_WHAT YOU HAVE TO DO_:
Repeat every record below exactly as it appears.

_EXTRACTED ENTRIES_:

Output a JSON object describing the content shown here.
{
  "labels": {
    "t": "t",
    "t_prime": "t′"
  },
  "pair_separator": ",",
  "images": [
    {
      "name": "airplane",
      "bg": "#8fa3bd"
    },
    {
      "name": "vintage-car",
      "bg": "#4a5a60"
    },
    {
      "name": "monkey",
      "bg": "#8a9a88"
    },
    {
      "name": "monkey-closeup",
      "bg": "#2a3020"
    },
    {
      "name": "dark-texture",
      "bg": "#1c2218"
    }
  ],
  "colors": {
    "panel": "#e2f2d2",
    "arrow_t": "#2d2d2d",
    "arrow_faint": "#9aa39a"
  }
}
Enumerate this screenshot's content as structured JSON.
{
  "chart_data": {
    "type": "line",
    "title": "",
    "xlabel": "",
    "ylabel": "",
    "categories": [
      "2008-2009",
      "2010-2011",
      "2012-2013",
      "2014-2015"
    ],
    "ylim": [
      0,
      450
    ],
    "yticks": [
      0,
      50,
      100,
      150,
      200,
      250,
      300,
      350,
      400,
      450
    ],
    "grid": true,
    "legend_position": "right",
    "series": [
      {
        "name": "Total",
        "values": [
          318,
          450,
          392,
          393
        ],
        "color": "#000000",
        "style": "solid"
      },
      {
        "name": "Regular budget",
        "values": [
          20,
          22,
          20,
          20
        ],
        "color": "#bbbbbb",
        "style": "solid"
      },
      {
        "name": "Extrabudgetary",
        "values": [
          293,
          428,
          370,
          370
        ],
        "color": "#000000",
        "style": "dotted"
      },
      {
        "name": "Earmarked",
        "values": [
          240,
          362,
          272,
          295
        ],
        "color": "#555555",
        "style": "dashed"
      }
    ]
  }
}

_WRITTEN REPLY_:
Output a JSON object describing the content shown here.
{
  "labels": {
    "t": "t",
    "t_prime": "t′"
  },
  "pair_separator": ",",
  "images": [
    {
      "name": "airplane",
      "bg": "#8fa3bd"
    },
    {
      "name": "vintage-car",
      "bg": "#4a5a60"
    },
    {
      "name": "monkey",
      "bg": "#8a9a88"
    },
    {
      "name": "monkey-closeup",
      "bg": "#2a3020"
    },
    {
      "name": "dark-texture",
      "bg": "#1c2218"
    }
  ],
  "colors": {
    "panel": "#e2f2d2",
    "arrow_t": "#2d2d2d",
    "arrow_faint": "#9aa39a"
  }
}
Enumerate this screenshot's content as structured JSON.
{
  "chart_data": {
    "type": "line",
    "title": "",
    "xlabel": "",
    "ylabel": "",
    "categories": [
      "2008-2009",
      "2010-2011",
      "2012-2013",
      "2014-2015"
    ],
    "ylim": [
      0,
      450
    ],
    "yticks": [
      0,
      50,
      100,
      150,
      200,
      250,
      300,
      350,
      400,
      450
    ],
    "grid": true,
    "legend_position": "right",
    "series": [
      {
        "name": "Total",
        "values": [
          318,
          450,
          392,
          393
        ],
        "color": "#000000",
        "style": "solid"
      },
      {
        "name": "Regular budget",
        "values": [
          20,
          22,
          20,
          20
        ],
        "color": "#bbbbbb",
        "style": "solid"
      },
      {
        "name": "Extrabudgetary",
        "values": [
          293,
          428,
          370,
          370
        ],
        "color": "#000000",
        "style": "dotted"
      },
      {
        "name": "Earmarked",
        "values": [
          240,
          362,
          272,
          295
        ],
        "color": "#555555",
        "style": "dashed"
      }
    ]
  }
}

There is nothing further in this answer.